• **Exercise directions**: You are to retype all of the data exactly as it appears.

• **Information supplied**:
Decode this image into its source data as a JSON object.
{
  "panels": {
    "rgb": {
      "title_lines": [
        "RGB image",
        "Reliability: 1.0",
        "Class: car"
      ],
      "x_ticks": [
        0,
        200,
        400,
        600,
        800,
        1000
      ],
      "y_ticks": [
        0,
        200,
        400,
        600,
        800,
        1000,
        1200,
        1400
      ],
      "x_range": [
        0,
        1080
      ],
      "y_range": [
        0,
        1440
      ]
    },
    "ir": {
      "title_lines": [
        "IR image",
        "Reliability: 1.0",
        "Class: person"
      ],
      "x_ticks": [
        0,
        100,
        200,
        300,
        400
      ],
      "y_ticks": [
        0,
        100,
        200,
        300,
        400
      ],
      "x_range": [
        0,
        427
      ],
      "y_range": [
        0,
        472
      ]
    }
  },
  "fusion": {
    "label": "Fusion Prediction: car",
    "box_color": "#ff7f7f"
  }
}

• **Reply to the exercise**:
Decode this image into its source data as a JSON object.
{
  "panels": {
    "rgb": {
      "title_lines": [
        "RGB image",
        "Reliability: 1.0",
        "Class: car"
      ],
      "x_ticks": [
        0,
        200,
        400,
        600,
        800,
        1000
      ],
      "y_ticks": [
        0,
        200,
        400,
        600,
        800,
        1000,
        1200,
        1400
      ],
      "x_range": [
        0,
        1080
      ],
      "y_range": [
        0,
        1440
      ]
    },
    "ir": {
      "title_lines": [
        "IR image",
        "Reliability: 1.0",
        "Class: person"
      ],
      "x_ticks": [
        0,
        100,
        200,
        300,
        400
      ],
      "y_ticks": [
        0,
        100,
        200,
        300,
        400
      ],
      "x_range": [
        0,
        427
      ],
      "y_range": [
        0,
        472
      ]
    }
  },
  "fusion": {
    "label": "Fusion Prediction: car",
    "box_color": "#ff7f7f"
  }
}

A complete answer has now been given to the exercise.